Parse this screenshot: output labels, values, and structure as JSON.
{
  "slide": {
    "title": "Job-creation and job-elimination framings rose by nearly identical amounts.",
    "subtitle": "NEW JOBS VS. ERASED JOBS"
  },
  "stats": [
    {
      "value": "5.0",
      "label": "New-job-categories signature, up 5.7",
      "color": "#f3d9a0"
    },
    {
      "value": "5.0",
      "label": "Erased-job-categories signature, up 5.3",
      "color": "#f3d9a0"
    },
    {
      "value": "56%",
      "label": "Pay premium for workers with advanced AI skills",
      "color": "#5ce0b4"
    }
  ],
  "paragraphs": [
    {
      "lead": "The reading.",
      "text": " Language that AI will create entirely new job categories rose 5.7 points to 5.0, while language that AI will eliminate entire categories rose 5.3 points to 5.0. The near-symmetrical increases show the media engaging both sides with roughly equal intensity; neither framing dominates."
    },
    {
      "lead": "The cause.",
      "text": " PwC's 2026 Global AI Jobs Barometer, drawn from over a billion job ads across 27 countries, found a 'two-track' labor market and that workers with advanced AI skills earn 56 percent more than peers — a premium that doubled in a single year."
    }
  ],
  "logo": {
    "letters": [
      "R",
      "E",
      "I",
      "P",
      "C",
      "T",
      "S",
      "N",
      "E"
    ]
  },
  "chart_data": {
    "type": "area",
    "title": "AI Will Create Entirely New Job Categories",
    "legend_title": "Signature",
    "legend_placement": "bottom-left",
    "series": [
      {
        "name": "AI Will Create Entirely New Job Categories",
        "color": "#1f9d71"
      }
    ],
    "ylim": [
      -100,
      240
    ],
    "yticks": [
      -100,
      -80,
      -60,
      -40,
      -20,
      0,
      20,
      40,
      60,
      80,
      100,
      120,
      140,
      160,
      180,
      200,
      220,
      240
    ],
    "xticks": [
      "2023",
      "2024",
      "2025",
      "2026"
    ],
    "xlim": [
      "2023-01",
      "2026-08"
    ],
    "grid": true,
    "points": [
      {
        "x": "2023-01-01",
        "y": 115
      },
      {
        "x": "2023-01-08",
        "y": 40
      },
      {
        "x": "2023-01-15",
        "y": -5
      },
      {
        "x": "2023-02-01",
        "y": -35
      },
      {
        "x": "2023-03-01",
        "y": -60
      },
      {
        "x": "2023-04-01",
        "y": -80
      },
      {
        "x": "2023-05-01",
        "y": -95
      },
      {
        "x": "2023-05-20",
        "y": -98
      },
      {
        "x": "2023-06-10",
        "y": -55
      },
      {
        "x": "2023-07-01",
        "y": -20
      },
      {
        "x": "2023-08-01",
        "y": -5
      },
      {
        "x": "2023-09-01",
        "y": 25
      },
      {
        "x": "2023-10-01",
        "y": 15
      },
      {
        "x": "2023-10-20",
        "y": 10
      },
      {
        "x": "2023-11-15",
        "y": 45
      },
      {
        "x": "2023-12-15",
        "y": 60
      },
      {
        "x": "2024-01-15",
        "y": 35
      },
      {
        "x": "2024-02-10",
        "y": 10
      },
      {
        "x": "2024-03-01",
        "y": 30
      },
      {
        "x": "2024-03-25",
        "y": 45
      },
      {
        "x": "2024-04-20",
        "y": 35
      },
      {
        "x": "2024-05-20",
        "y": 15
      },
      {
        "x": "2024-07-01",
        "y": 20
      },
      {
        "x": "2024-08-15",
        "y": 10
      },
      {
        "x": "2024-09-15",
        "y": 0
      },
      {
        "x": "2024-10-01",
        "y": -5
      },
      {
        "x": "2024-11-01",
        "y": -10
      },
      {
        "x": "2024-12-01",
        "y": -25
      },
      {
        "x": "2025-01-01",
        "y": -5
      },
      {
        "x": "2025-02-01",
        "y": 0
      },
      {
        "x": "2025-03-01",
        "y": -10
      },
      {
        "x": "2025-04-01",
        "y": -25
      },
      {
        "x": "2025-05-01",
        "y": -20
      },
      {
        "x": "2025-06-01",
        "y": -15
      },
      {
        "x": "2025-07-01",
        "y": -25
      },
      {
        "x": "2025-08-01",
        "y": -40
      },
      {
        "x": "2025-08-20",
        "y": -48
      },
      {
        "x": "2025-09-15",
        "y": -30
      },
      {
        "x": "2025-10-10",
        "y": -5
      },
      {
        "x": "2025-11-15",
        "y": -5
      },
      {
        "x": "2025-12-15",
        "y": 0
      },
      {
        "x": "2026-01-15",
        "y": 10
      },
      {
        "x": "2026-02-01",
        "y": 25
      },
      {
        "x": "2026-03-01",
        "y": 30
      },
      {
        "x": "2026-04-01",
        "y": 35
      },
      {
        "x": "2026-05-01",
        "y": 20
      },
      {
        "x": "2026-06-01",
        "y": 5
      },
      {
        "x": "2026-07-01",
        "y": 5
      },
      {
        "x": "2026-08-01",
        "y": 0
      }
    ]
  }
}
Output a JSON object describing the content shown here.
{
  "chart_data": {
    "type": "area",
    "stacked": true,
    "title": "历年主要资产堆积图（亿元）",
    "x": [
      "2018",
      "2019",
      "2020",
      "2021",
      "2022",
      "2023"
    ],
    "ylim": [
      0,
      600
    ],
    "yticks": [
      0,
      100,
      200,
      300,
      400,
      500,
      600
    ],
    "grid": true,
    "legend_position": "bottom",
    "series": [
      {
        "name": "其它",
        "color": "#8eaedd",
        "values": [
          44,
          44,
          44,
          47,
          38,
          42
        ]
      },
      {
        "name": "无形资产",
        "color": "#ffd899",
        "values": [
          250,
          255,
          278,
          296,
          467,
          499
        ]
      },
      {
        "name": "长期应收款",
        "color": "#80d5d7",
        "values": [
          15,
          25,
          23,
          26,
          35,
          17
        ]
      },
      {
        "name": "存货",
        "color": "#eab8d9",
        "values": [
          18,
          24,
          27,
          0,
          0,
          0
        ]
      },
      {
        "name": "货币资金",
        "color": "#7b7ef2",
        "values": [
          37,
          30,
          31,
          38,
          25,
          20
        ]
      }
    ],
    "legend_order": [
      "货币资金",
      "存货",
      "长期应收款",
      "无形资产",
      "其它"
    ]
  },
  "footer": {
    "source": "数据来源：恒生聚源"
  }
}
#####
→ **Exercise details**
Go through the data and return every record exactly.

→ **Output of the exercise**
Parse this screenshot: output labels, values, and structure as JSON.
{
  "slide": {
    "title": "Job-creation and job-elimination framings rose by nearly identical amounts.",
    "subtitle": "NEW JOBS VS. ERASED JOBS"
  },
  "stats": [
    {
      "value": "5.0",
      "label": "New-job-categories signature, up 5.7",
      "color": "#f3d9a0"
    },
    {
      "value": "5.0",
      "label": "Erased-job-categories signature, up 5.3",
      "color": "#f3d9a0"
    },
    {
      "value": "56%",
      "label": "Pay premium for workers with advanced AI skills",
      "color": "#5ce0b4"
    }
  ],
  "paragraphs": [
    {
      "lead": "The reading.",
      "text": " Language that AI will create entirely new job categories rose 5.7 points to 5.0, while language that AI will eliminate entire categories rose 5.3 points to 5.0. The near-symmetrical increases show the media engaging both sides with roughly equal intensity; neither framing dominates."
    },
    {
      "lead": "The cause.",
      "text": " PwC's 2026 Global AI Jobs Barometer, drawn from over a billion job ads across 27 countries, found a 'two-track' labor market and that workers with advanced AI skills earn 56 percent more than peers — a premium that doubled in a single year."
    }
  ],
  "logo": {
    "letters": [
      "R",
      "E",
      "I",
      "P",
      "C",
      "T",
      "S",
      "N",
      "E"
    ]
  },
  "chart_data": {
    "type": "area",
    "title": "AI Will Create Entirely New Job Categories",
    "legend_title": "Signature",
    "legend_placement": "bottom-left",
    "series": [
      {
        "name": "AI Will Create Entirely New Job Categories",
        "color": "#1f9d71"
      }
    ],
    "ylim": [
      -100,
      240
    ],
    "yticks": [
      -100,
      -80,
      -60,
      -40,
      -20,
      0,
      20,
      40,
      60,
      80,
      100,
      120,
      140,
      160,
      180,
      200,
      220,
      240
    ],
    "xticks": [
      "2023",
      "2024",
      "2025",
      "2026"
    ],
    "xlim": [
      "2023-01",
      "2026-08"
    ],
    "grid": true,
    "points": [
      {
        "x": "2023-01-01",
        "y": 115
      },
      {
        "x": "2023-01-08",
        "y": 40
      },
      {
        "x": "2023-01-15",
        "y": -5
      },
      {
        "x": "2023-02-01",
        "y": -35
      },
      {
        "x": "2023-03-01",
        "y": -60
      },
      {
        "x": "2023-04-01",
        "y": -80
      },
      {
        "x": "2023-05-01",
        "y": -95
      },
      {
        "x": "2023-05-20",
        "y": -98
      },
      {
        "x": "2023-06-10",
        "y": -55
      },
      {
        "x": "2023-07-01",
        "y": -20
      },
      {
        "x": "2023-08-01",
        "y": -5
      },
      {
        "x": "2023-09-01",
        "y": 25
      },
      {
        "x": "2023-10-01",
        "y": 15
      },
      {
        "x": "2023-10-20",
        "y": 10
      },
      {
        "x": "2023-11-15",
        "y": 45
      },
      {
        "x": "2023-12-15",
        "y": 60
      },
      {
        "x": "2024-01-15",
        "y": 35
      },
      {
        "x": "2024-02-10",
        "y": 10
      },
      {
        "x": "2024-03-01",
        "y": 30
      },
      {
        "x": "2024-03-25",
        "y": 45
      },
      {
        "x": "2024-04-20",
        "y": 35
      },
      {
        "x": "2024-05-20",
        "y": 15
      },
      {
        "x": "2024-07-01",
        "y": 20
      },
      {
        "x": "2024-08-15",
        "y": 10
      },
      {
        "x": "2024-09-15",
        "y": 0
      },
      {
        "x": "2024-10-01",
        "y": -5
      },
      {
        "x": "2024-11-01",
        "y": -10
      },
      {
        "x": "2024-12-01",
        "y": -25
      },
      {
        "x": "2025-01-01",
        "y": -5
      },
      {
        "x": "2025-02-01",
        "y": 0
      },
      {
        "x": "2025-03-01",
        "y": -10
      },
      {
        "x": "2025-04-01",
        "y": -25
      },
      {
        "x": "2025-05-01",
        "y": -20
      },
      {
        "x": "2025-06-01",
        "y": -15
      },
      {
        "x": "2025-07-01",
        "y": -25
      },
      {
        "x": "2025-08-01",
        "y": -40
      },
      {
        "x": "2025-08-20",
        "y": -48
      },
      {
        "x": "2025-09-15",
        "y": -30
      },
      {
        "x": "2025-10-10",
        "y": -5
      },
      {
        "x": "2025-11-15",
        "y": -5
      },
      {
        "x": "2025-12-15",
        "y": 0
      },
      {
        "x": "2026-01-15",
        "y": 10
      },
      {
        "x": "2026-02-01",
        "y": 25
      },
      {
        "x": "2026-03-01",
        "y": 30
      },
      {
        "x": "2026-04-01",
        "y": 35
      },
      {
        "x": "2026-05-01",
        "y": 20
      },
      {
        "x": "2026-06-01",
        "y": 5
      },
      {
        "x": "2026-07-01",
        "y": 5
      },
      {
        "x": "2026-08-01",
        "y": 0
      }
    ]
  }
}
Output a JSON object describing the content shown here.
{
  "chart_data": {
    "type": "area",
    "stacked": true,
    "title": "历年主要资产堆积图（亿元）",
    "x": [
      "2018",
      "2019",
      "2020",
      "2021",
      "2022",
      "2023"
    ],
    "ylim": [
      0,
      600
    ],
    "yticks": [
      0,
      100,
      200,
      300,
      400,
      500,
      600
    ],
    "grid": true,
    "legend_position": "bottom",
    "series": [
      {
        "name": "其它",
        "color": "#8eaedd",
        "values": [
          44,
          44,
          44,
          47,
          38,
          42
        ]
      },
      {
        "name": "无形资产",
        "color": "#ffd899",
        "values": [
          250,
          255,
          278,
          296,
          467,
          499
        ]
      },
      {
        "name": "长期应收款",
        "color": "#80d5d7",
        "values": [
          15,
          25,
          23,
          26,
          35,
          17
        ]
      },
      {
        "name": "存货",
        "color": "#eab8d9",
        "values": [
          18,
          24,
          27,
          0,
          0,
          0
        ]
      },
      {
        "name": "货币资金",
        "color": "#7b7ef2",
        "values": [
          37,
          30,
          31,
          38,
          25,
          20
        ]
      }
    ],
    "legend_order": [
      "货币资金",
      "存货",
      "长期应收款",
      "无形资产",
      "其它"
    ]
  },
  "footer": {
    "source": "数据来源：恒生聚源"
  }
}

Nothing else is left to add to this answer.